Short exercise => The records that follow are to be repeated exactly, with the pictures removed.

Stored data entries

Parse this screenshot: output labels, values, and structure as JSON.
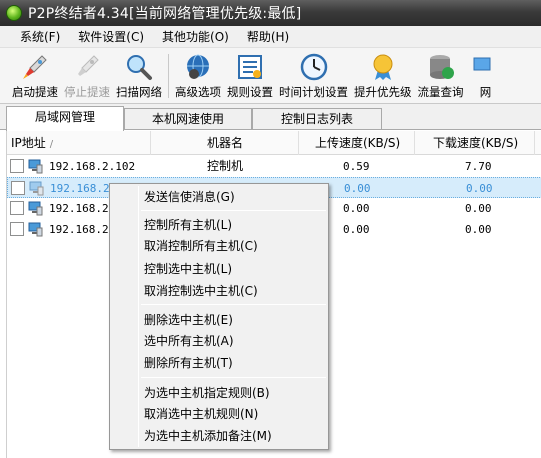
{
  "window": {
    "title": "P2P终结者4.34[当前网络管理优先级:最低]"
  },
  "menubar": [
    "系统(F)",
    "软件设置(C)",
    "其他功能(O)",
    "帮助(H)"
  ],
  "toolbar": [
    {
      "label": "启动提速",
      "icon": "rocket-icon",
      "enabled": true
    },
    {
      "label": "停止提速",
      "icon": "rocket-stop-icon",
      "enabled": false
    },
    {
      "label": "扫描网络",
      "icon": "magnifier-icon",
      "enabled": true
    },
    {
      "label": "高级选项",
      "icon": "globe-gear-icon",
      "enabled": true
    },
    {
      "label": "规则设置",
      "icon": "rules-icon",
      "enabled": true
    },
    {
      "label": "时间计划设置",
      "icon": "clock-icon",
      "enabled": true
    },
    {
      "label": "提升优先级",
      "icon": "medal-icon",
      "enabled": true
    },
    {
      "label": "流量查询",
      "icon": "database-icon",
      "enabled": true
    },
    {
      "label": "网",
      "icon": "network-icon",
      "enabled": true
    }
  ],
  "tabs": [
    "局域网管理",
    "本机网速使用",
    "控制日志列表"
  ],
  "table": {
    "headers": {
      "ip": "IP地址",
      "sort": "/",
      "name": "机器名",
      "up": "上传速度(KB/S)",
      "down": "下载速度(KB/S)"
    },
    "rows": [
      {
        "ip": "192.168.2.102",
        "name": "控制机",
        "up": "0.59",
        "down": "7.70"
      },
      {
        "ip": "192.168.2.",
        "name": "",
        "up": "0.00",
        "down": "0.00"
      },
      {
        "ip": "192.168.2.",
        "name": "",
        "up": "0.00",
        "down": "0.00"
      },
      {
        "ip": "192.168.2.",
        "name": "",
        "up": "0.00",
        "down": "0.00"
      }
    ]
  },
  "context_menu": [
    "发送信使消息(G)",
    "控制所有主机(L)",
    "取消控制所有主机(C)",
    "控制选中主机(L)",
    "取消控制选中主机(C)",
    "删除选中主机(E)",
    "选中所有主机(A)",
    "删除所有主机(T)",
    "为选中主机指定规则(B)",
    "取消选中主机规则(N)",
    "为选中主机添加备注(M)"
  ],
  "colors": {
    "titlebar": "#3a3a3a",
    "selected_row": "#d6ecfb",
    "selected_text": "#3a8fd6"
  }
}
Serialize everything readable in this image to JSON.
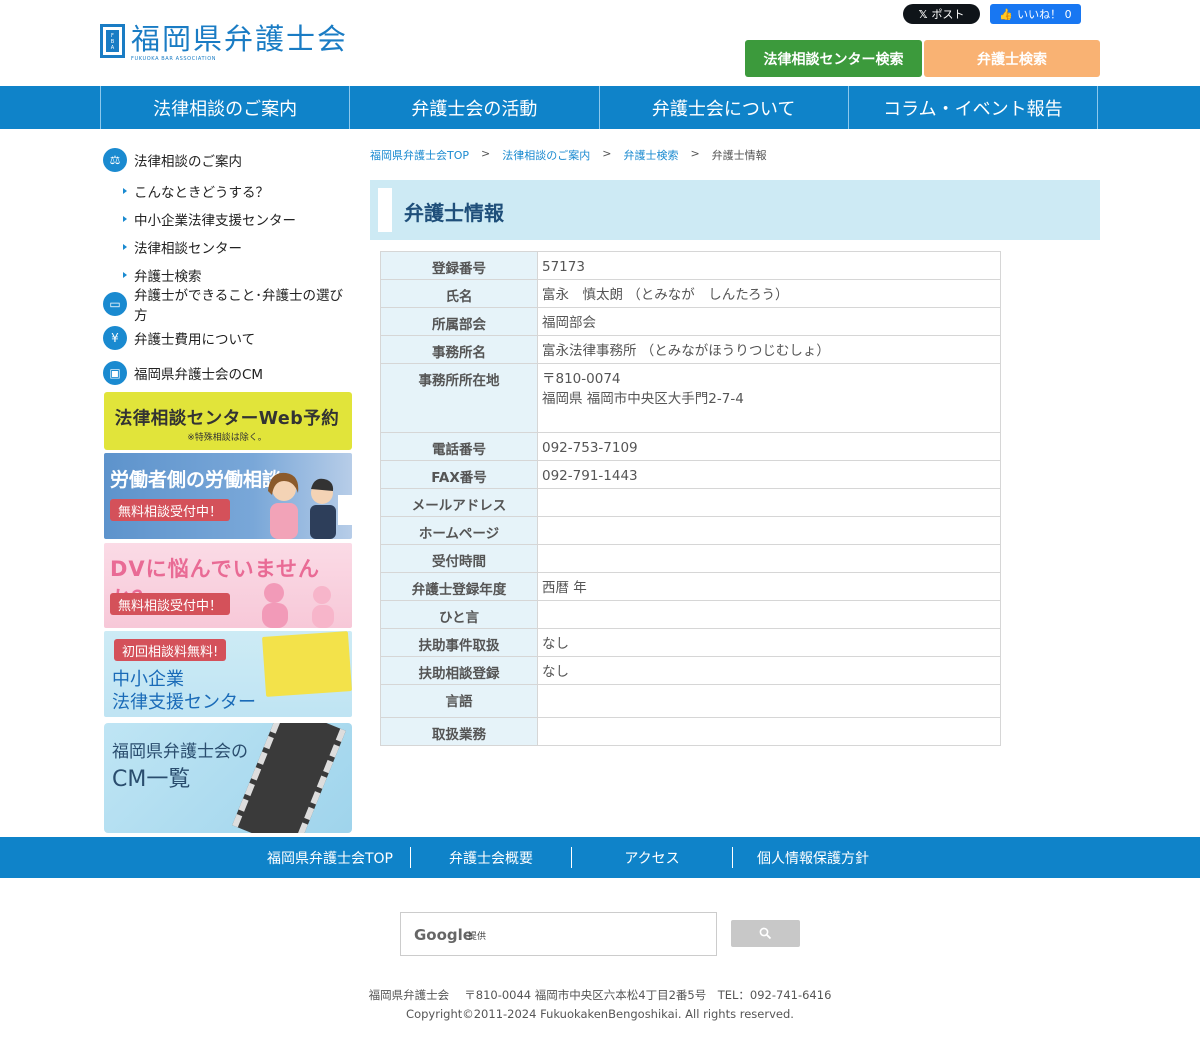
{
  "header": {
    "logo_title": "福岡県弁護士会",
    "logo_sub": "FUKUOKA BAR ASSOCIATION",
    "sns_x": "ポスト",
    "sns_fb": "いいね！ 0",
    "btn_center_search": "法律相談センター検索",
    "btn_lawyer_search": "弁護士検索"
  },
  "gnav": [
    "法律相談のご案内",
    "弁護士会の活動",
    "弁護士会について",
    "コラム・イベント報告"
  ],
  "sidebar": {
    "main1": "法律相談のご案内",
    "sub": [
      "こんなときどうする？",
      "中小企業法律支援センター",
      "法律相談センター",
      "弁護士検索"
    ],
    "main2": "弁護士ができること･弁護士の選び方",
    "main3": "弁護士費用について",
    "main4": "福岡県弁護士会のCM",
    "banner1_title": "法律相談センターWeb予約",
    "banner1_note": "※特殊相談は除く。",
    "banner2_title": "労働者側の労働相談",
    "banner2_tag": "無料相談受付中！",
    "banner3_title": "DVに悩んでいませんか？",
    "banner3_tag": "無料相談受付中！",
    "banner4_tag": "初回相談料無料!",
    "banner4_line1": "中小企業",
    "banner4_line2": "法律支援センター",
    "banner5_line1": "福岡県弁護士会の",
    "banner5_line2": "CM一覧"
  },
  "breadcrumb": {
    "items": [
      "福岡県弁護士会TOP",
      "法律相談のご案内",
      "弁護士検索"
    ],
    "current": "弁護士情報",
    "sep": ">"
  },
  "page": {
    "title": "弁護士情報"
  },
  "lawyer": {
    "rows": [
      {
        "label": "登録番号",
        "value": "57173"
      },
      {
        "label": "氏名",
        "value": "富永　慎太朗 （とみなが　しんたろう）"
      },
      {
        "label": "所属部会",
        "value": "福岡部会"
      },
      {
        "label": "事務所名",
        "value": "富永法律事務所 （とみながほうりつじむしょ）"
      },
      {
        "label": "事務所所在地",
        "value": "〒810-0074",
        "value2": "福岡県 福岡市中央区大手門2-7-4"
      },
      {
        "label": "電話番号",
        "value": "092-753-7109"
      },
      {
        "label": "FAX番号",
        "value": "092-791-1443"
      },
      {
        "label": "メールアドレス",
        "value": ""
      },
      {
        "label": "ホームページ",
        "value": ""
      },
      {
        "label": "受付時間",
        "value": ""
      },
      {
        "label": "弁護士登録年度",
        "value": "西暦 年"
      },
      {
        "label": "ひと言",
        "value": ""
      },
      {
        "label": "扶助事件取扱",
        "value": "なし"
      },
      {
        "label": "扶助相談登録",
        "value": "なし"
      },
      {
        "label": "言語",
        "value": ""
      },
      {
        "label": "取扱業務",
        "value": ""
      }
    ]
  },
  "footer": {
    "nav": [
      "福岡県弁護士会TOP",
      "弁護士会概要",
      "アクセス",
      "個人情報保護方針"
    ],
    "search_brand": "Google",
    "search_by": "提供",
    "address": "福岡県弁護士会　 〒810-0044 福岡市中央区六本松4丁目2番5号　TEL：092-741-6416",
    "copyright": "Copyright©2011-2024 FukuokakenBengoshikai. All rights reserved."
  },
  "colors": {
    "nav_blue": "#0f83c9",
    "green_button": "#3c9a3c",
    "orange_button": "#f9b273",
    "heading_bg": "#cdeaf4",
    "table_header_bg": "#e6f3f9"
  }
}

Answer to this problem =>
Parse this screenshot: output labels, values, and structure as JSON.
{
  "window": {
    "title": "P2P终结者4.34[当前网络管理优先级:最低]"
  },
  "menubar": [
    "系统(F)",
    "软件设置(C)",
    "其他功能(O)",
    "帮助(H)"
  ],
  "toolbar": [
    {
      "label": "启动提速",
      "icon": "rocket-icon",
      "enabled": true
    },
    {
      "label": "停止提速",
      "icon": "rocket-stop-icon",
      "enabled": false
    },
    {
      "label": "扫描网络",
      "icon": "magnifier-icon",
      "enabled": true
    },
    {
      "label": "高级选项",
      "icon": "globe-gear-icon",
      "enabled": true
    },
    {
      "label": "规则设置",
      "icon": "rules-icon",
      "enabled": true
    },
    {
      "label": "时间计划设置",
      "icon": "clock-icon",
      "enabled": true
    },
    {
      "label": "提升优先级",
      "icon": "medal-icon",
      "enabled": true
    },
    {
      "label": "流量查询",
      "icon": "database-icon",
      "enabled": true
    },
    {
      "label": "网",
      "icon": "network-icon",
      "enabled": true
    }
  ],
  "tabs": [
    "局域网管理",
    "本机网速使用",
    "控制日志列表"
  ],
  "table": {
    "headers": {
      "ip": "IP地址",
      "sort": "/",
      "name": "机器名",
      "up": "上传速度(KB/S)",
      "down": "下载速度(KB/S)"
    },
    "rows": [
      {
        "ip": "192.168.2.102",
        "name": "控制机",
        "up": "0.59",
        "down": "7.70"
      },
      {
        "ip": "192.168.2.",
        "name": "",
        "up": "0.00",
        "down": "0.00"
      },
      {
        "ip": "192.168.2.",
        "name": "",
        "up": "0.00",
        "down": "0.00"
      },
      {
        "ip": "192.168.2.",
        "name": "",
        "up": "0.00",
        "down": "0.00"
      }
    ]
  },
  "context_menu": [
    "发送信使消息(G)",
    "控制所有主机(L)",
    "取消控制所有主机(C)",
    "控制选中主机(L)",
    "取消控制选中主机(C)",
    "删除选中主机(E)",
    "选中所有主机(A)",
    "删除所有主机(T)",
    "为选中主机指定规则(B)",
    "取消选中主机规则(N)",
    "为选中主机添加备注(M)"
  ],
  "colors": {
    "titlebar": "#3a3a3a",
    "selected_row": "#d6ecfb",
    "selected_text": "#3a8fd6"
  }
}
Serialize everything readable in this image to JSON.
{
  "header": {
    "logo_title": "福岡県弁護士会",
    "logo_sub": "FUKUOKA BAR ASSOCIATION",
    "sns_x": "ポスト",
    "sns_fb": "いいね！ 0",
    "btn_center_search": "法律相談センター検索",
    "btn_lawyer_search": "弁護士検索"
  },
  "gnav": [
    "法律相談のご案内",
    "弁護士会の活動",
    "弁護士会について",
    "コラム・イベント報告"
  ],
  "sidebar": {
    "main1": "法律相談のご案内",
    "sub": [
      "こんなときどうする？",
      "中小企業法律支援センター",
      "法律相談センター",
      "弁護士検索"
    ],
    "main2": "弁護士ができること･弁護士の選び方",
    "main3": "弁護士費用について",
    "main4": "福岡県弁護士会のCM",
    "banner1_title": "法律相談センターWeb予約",
    "banner1_note": "※特殊相談は除く。",
    "banner2_title": "労働者側の労働相談",
    "banner2_tag": "無料相談受付中！",
    "banner3_title": "DVに悩んでいませんか？",
    "banner3_tag": "無料相談受付中！",
    "banner4_tag": "初回相談料無料!",
    "banner4_line1": "中小企業",
    "banner4_line2": "法律支援センター",
    "banner5_line1": "福岡県弁護士会の",
    "banner5_line2": "CM一覧"
  },
  "breadcrumb": {
    "items": [
      "福岡県弁護士会TOP",
      "法律相談のご案内",
      "弁護士検索"
    ],
    "current": "弁護士情報",
    "sep": ">"
  },
  "page": {
    "title": "弁護士情報"
  },
  "lawyer": {
    "rows": [
      {
        "label": "登録番号",
        "value": "57173"
      },
      {
        "label": "氏名",
        "value": "富永　慎太朗 （とみなが　しんたろう）"
      },
      {
        "label": "所属部会",
        "value": "福岡部会"
      },
      {
        "label": "事務所名",
        "value": "富永法律事務所 （とみながほうりつじむしょ）"
      },
      {
        "label": "事務所所在地",
        "value": "〒810-0074",
        "value2": "福岡県 福岡市中央区大手門2-7-4"
      },
      {
        "label": "電話番号",
        "value": "092-753-7109"
      },
      {
        "label": "FAX番号",
        "value": "092-791-1443"
      },
      {
        "label": "メールアドレス",
        "value": ""
      },
      {
        "label": "ホームページ",
        "value": ""
      },
      {
        "label": "受付時間",
        "value": ""
      },
      {
        "label": "弁護士登録年度",
        "value": "西暦 年"
      },
      {
        "label": "ひと言",
        "value": ""
      },
      {
        "label": "扶助事件取扱",
        "value": "なし"
      },
      {
        "label": "扶助相談登録",
        "value": "なし"
      },
      {
        "label": "言語",
        "value": ""
      },
      {
        "label": "取扱業務",
        "value": ""
      }
    ]
  },
  "footer": {
    "nav": [
      "福岡県弁護士会TOP",
      "弁護士会概要",
      "アクセス",
      "個人情報保護方針"
    ],
    "search_brand": "Google",
    "search_by": "提供",
    "address": "福岡県弁護士会　 〒810-0044 福岡市中央区六本松4丁目2番5号　TEL：092-741-6416",
    "copyright": "Copyright©2011-2024 FukuokakenBengoshikai. All rights reserved."
  },
  "colors": {
    "nav_blue": "#0f83c9",
    "green_button": "#3c9a3c",
    "orange_button": "#f9b273",
    "heading_bg": "#cdeaf4",
    "table_header_bg": "#e6f3f9"
  }
}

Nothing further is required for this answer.